◆ Task to carry out
Copy the listing below line for line, with no changes.

◆ Provided data

=====

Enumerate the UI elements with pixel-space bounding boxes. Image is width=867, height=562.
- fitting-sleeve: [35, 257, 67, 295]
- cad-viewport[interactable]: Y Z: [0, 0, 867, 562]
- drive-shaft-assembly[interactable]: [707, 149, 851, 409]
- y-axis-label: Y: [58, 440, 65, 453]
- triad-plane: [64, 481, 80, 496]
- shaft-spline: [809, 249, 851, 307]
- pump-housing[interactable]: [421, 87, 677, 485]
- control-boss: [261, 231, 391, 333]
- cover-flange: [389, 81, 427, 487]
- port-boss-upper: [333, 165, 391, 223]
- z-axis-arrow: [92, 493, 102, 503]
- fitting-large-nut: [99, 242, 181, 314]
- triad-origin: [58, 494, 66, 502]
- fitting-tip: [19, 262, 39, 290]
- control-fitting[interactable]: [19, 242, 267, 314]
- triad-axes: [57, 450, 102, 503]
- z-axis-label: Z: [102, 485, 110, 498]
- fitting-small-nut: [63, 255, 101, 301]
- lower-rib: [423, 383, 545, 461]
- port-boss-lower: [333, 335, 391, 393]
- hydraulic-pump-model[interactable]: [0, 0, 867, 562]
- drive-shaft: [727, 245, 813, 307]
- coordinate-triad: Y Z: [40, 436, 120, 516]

=====

◆ Exercise result
Enumerate the UI elements with pixel-space bounding boxes. Image is width=867, height=562.
- fitting-sleeve: [35, 257, 67, 295]
- cad-viewport[interactable]: Y Z: [0, 0, 867, 562]
- drive-shaft-assembly[interactable]: [707, 149, 851, 409]
- y-axis-label: Y: [58, 440, 65, 453]
- triad-plane: [64, 481, 80, 496]
- shaft-spline: [809, 249, 851, 307]
- pump-housing[interactable]: [421, 87, 677, 485]
- control-boss: [261, 231, 391, 333]
- cover-flange: [389, 81, 427, 487]
- port-boss-upper: [333, 165, 391, 223]
- z-axis-arrow: [92, 493, 102, 503]
- fitting-large-nut: [99, 242, 181, 314]
- triad-origin: [58, 494, 66, 502]
- fitting-tip: [19, 262, 39, 290]
- control-fitting[interactable]: [19, 242, 267, 314]
- triad-axes: [57, 450, 102, 503]
- z-axis-label: Z: [102, 485, 110, 498]
- fitting-small-nut: [63, 255, 101, 301]
- lower-rib: [423, 383, 545, 461]
- port-boss-lower: [333, 335, 391, 393]
- hydraulic-pump-model[interactable]: [0, 0, 867, 562]
- drive-shaft: [727, 245, 813, 307]
- coordinate-triad: Y Z: [40, 436, 120, 516]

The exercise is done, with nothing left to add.